[Exercise directions]: Pick out all lines in the listing holding the string "Navajo" and copy them.
+++
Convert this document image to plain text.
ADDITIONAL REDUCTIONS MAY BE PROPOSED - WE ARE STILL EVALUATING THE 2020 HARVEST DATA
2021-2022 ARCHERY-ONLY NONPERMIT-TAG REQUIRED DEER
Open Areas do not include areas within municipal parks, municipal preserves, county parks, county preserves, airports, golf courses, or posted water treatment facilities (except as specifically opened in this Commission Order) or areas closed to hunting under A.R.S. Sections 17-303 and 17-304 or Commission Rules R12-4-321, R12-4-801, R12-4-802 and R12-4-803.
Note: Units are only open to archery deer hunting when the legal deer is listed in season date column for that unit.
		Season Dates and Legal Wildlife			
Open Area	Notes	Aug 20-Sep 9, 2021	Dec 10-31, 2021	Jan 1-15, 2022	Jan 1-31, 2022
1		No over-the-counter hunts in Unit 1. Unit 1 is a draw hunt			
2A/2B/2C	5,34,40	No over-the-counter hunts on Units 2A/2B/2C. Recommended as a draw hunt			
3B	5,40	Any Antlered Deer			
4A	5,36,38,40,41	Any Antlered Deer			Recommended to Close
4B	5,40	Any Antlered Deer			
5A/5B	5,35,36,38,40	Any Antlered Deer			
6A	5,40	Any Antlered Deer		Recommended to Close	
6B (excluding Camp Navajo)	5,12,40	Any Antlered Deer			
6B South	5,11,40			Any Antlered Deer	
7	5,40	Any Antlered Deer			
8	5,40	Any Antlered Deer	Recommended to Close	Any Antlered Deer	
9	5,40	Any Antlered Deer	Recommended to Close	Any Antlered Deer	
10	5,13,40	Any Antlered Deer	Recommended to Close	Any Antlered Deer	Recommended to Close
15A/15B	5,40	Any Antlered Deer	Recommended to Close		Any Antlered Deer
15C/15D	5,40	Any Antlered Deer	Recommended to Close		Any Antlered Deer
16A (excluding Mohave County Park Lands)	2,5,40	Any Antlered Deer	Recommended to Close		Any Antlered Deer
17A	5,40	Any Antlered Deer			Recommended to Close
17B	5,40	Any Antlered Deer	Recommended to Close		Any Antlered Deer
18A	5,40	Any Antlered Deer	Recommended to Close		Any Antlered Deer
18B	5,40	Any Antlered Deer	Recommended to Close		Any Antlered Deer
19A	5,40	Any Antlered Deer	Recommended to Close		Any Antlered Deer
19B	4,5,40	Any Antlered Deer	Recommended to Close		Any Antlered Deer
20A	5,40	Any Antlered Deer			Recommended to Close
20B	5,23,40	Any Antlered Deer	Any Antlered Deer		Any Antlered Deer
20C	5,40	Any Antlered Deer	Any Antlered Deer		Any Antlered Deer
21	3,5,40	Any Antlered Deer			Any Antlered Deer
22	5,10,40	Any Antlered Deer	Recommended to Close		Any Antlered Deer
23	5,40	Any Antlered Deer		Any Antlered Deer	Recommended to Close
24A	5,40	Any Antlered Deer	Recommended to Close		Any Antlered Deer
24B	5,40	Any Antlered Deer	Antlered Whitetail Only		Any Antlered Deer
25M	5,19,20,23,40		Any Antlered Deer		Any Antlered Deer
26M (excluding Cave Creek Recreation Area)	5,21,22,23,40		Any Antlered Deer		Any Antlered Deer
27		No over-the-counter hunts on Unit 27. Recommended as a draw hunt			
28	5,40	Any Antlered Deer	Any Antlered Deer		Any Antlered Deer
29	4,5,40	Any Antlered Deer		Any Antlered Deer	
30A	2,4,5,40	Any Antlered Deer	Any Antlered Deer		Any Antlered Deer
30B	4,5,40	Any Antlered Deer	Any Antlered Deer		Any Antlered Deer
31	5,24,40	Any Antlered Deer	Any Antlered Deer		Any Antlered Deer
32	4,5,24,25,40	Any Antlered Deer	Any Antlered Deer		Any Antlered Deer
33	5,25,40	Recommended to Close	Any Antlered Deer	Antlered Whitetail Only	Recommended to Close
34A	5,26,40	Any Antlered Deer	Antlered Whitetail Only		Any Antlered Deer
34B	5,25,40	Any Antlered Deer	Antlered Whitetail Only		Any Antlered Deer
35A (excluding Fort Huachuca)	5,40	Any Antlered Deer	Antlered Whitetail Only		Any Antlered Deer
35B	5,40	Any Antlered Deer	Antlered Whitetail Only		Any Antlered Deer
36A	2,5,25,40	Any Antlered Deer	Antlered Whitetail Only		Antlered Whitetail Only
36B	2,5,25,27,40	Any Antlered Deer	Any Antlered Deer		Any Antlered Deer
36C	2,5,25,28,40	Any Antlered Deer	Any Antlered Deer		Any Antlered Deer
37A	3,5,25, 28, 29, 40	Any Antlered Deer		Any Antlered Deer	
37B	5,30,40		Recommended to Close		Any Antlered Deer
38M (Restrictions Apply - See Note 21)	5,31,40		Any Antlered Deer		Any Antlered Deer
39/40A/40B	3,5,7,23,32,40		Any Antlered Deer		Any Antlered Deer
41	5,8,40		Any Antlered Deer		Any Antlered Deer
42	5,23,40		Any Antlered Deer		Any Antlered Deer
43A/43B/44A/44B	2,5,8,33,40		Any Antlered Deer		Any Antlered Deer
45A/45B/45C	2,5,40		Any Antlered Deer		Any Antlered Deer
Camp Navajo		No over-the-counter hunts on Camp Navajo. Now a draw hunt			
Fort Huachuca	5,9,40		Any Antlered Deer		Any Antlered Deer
+++
[Solution for this task]:
6B (excluding Camp Navajo)	5,12,40	Any Antlered Deer			
Camp Navajo		No over-the-counter hunts on Camp Navajo. Now a draw hunt			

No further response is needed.